◆ What to work on ◆
Output every line of the material exactly, omitting images.
::: Data provided
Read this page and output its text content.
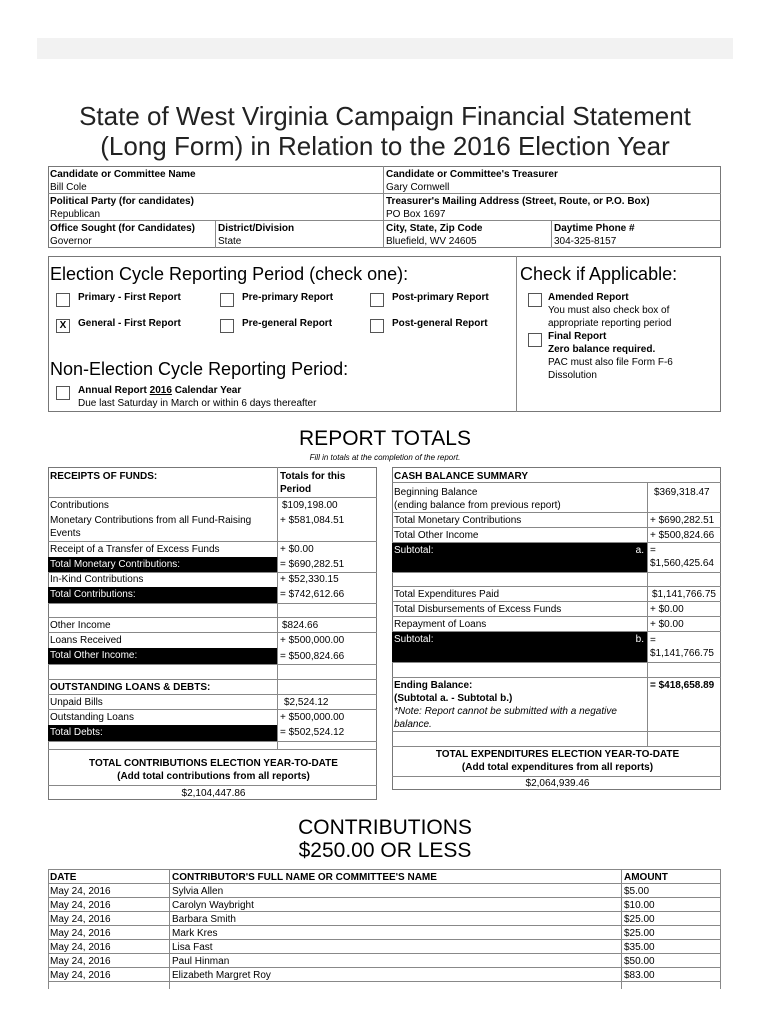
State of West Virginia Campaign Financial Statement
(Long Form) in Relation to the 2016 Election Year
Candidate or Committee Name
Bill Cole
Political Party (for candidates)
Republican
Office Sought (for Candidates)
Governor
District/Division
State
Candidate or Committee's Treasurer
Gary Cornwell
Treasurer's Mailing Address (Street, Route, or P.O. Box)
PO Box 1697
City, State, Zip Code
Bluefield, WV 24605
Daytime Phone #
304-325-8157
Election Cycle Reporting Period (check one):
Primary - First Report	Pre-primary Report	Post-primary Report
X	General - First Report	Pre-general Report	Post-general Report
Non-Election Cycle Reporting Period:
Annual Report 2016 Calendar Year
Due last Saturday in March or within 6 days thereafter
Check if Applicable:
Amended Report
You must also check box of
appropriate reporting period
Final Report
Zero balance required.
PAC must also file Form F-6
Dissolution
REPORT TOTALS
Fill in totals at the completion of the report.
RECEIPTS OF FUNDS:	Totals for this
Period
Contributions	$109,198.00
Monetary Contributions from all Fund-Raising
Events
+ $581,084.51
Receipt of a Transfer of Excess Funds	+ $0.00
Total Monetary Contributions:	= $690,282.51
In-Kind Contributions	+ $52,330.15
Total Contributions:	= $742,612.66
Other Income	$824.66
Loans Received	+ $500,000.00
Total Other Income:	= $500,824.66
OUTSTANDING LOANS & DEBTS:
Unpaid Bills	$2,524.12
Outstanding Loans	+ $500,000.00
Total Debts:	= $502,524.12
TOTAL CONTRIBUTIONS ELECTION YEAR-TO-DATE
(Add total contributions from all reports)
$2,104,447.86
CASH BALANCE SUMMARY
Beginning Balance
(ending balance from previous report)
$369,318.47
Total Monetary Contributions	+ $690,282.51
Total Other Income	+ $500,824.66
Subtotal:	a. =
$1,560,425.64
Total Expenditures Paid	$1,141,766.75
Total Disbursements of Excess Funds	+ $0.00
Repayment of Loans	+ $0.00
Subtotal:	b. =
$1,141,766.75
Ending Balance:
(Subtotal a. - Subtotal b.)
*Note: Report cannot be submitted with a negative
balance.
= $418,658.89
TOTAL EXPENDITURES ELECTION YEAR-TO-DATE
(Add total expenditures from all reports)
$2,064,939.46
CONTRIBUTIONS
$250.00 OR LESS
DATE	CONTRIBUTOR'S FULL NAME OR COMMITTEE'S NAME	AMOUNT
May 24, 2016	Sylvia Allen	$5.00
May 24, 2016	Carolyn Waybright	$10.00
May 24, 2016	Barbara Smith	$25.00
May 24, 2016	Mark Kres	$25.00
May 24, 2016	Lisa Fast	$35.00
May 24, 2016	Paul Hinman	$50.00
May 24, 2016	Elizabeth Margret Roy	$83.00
::::::
◆ Result of the task ◆
Read this page and output its text content.
State of West Virginia Campaign Financial Statement
(Long Form) in Relation to the 2016 Election Year
Candidate or Committee Name
Bill Cole
Political Party (for candidates)
Republican
Office Sought (for Candidates)
Governor
District/Division
State
Candidate or Committee's Treasurer
Gary Cornwell
Treasurer's Mailing Address (Street, Route, or P.O. Box)
PO Box 1697
City, State, Zip Code
Bluefield, WV 24605
Daytime Phone #
304-325-8157
Election Cycle Reporting Period (check one):
Primary - First Report	Pre-primary Report	Post-primary Report
X	General - First Report	Pre-general Report	Post-general Report
Non-Election Cycle Reporting Period:
Annual Report 2016 Calendar Year
Due last Saturday in March or within 6 days thereafter
Check if Applicable:
Amended Report
You must also check box of
appropriate reporting period
Final Report
Zero balance required.
PAC must also file Form F-6
Dissolution
REPORT TOTALS
Fill in totals at the completion of the report.
RECEIPTS OF FUNDS:	Totals for this
Period
Contributions	$109,198.00
Monetary Contributions from all Fund-Raising
Events
+ $581,084.51
Receipt of a Transfer of Excess Funds	+ $0.00
Total Monetary Contributions:	= $690,282.51
In-Kind Contributions	+ $52,330.15
Total Contributions:	= $742,612.66
Other Income	$824.66
Loans Received	+ $500,000.00
Total Other Income:	= $500,824.66
OUTSTANDING LOANS & DEBTS:
Unpaid Bills	$2,524.12
Outstanding Loans	+ $500,000.00
Total Debts:	= $502,524.12
TOTAL CONTRIBUTIONS ELECTION YEAR-TO-DATE
(Add total contributions from all reports)
$2,104,447.86
CASH BALANCE SUMMARY
Beginning Balance
(ending balance from previous report)
$369,318.47
Total Monetary Contributions	+ $690,282.51
Total Other Income	+ $500,824.66
Subtotal:	a. =
$1,560,425.64
Total Expenditures Paid	$1,141,766.75
Total Disbursements of Excess Funds	+ $0.00
Repayment of Loans	+ $0.00
Subtotal:	b. =
$1,141,766.75
Ending Balance:
(Subtotal a. - Subtotal b.)
*Note: Report cannot be submitted with a negative
balance.
= $418,658.89
TOTAL EXPENDITURES ELECTION YEAR-TO-DATE
(Add total expenditures from all reports)
$2,064,939.46
CONTRIBUTIONS
$250.00 OR LESS
DATE	CONTRIBUTOR'S FULL NAME OR COMMITTEE'S NAME	AMOUNT
May 24, 2016	Sylvia Allen	$5.00
May 24, 2016	Carolyn Waybright	$10.00
May 24, 2016	Barbara Smith	$25.00
May 24, 2016	Mark Kres	$25.00
May 24, 2016	Lisa Fast	$35.00
May 24, 2016	Paul Hinman	$50.00
May 24, 2016	Elizabeth Margret Roy	$83.00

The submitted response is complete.